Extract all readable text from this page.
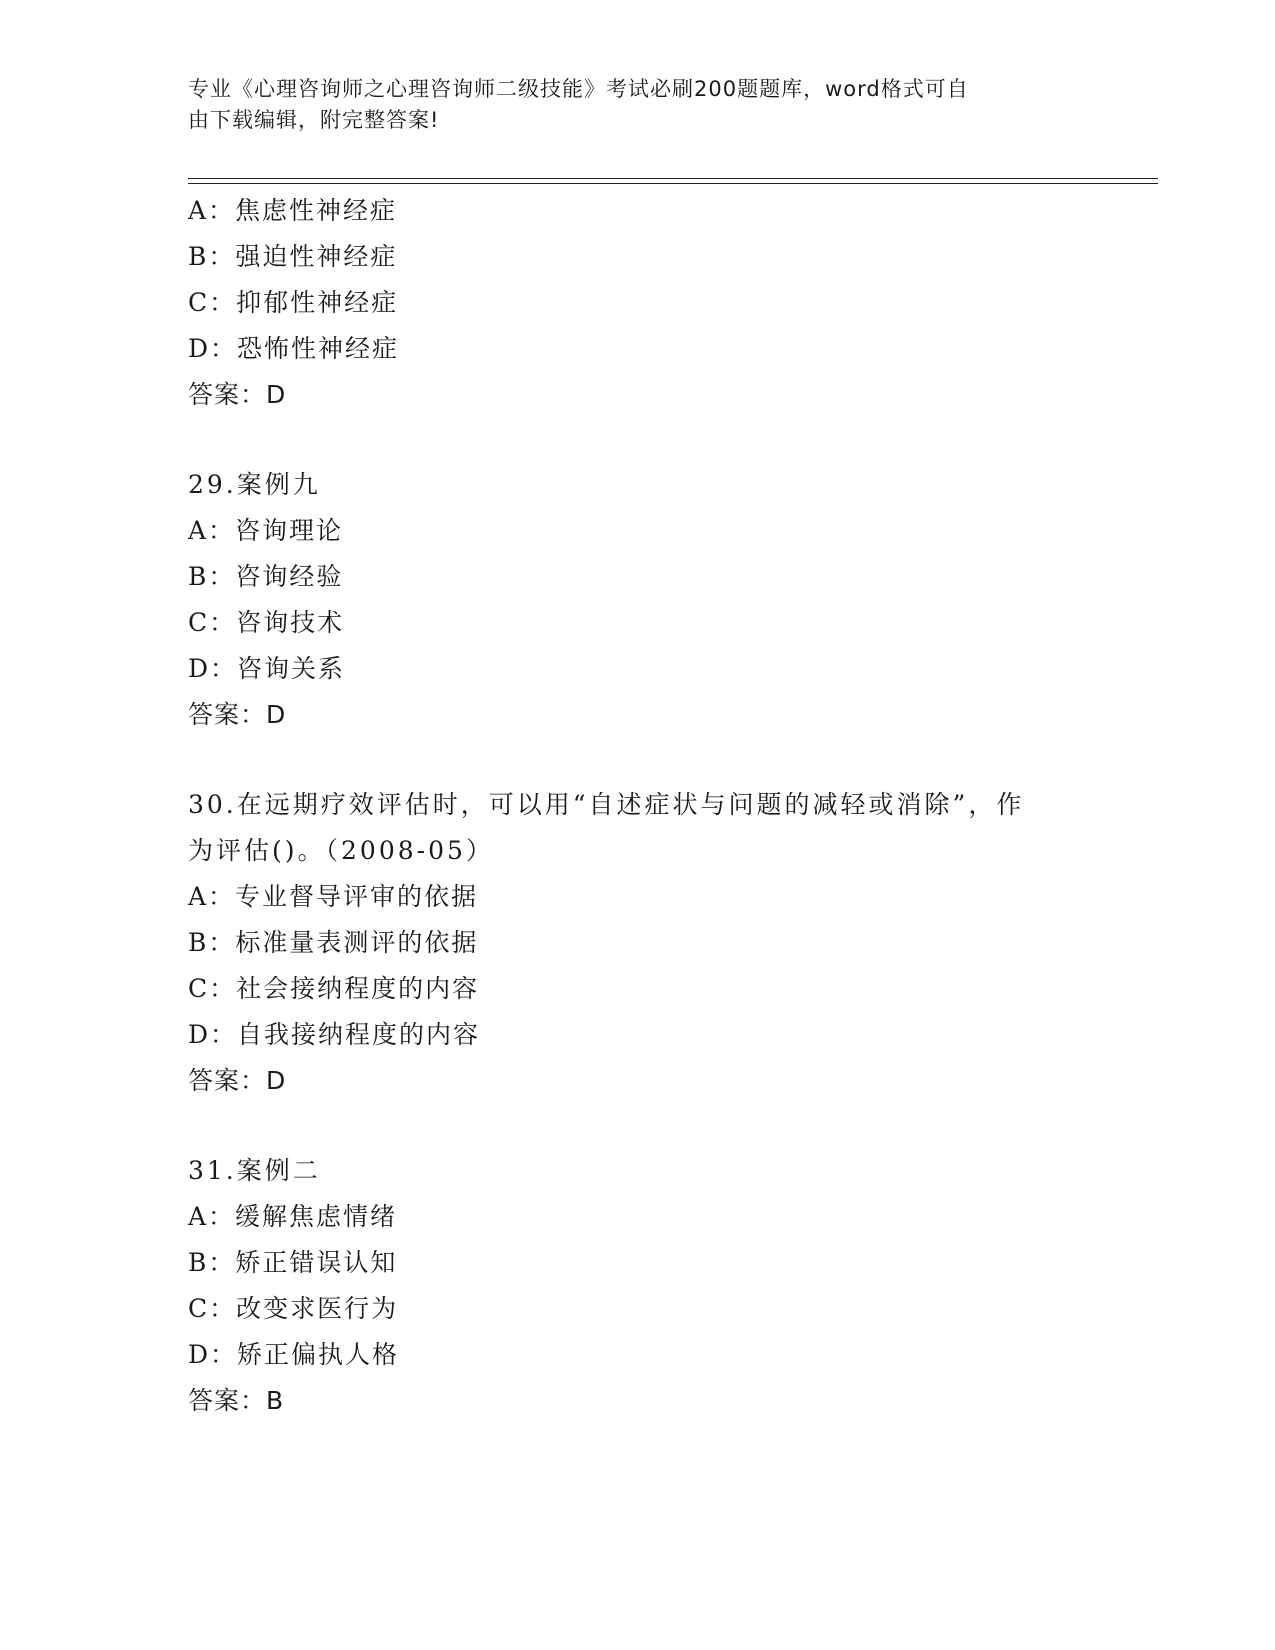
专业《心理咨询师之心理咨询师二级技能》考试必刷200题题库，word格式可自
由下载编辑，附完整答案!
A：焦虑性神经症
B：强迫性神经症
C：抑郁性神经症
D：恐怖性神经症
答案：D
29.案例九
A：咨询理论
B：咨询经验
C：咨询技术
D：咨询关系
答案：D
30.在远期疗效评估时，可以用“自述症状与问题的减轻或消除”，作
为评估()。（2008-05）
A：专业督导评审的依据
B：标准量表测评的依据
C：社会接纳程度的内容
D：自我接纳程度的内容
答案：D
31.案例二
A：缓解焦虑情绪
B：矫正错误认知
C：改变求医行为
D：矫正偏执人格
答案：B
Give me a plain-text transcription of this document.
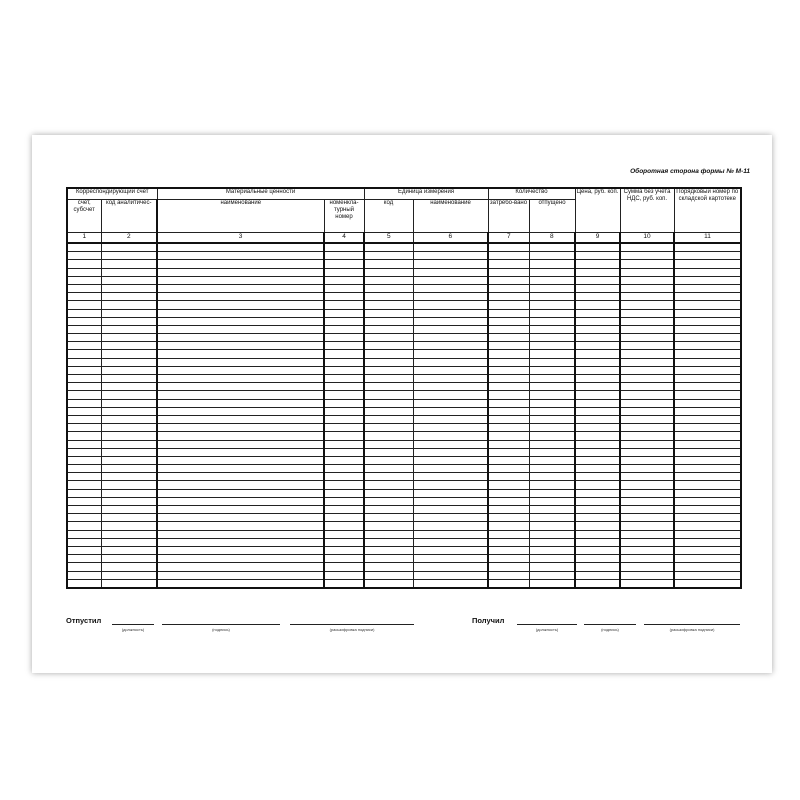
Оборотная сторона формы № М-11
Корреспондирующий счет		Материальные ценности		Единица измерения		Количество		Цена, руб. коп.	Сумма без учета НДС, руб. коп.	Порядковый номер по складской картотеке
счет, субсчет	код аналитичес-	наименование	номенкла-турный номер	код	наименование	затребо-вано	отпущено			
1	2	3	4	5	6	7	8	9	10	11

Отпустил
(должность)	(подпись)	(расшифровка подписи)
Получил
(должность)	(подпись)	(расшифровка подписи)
------------------------------------
**What you are asked to do:** Filter the records for lines holding the string "this". Copy each one.

**In response:**
Extract all readable text from this page.
Give me a plain-text transcription of this document.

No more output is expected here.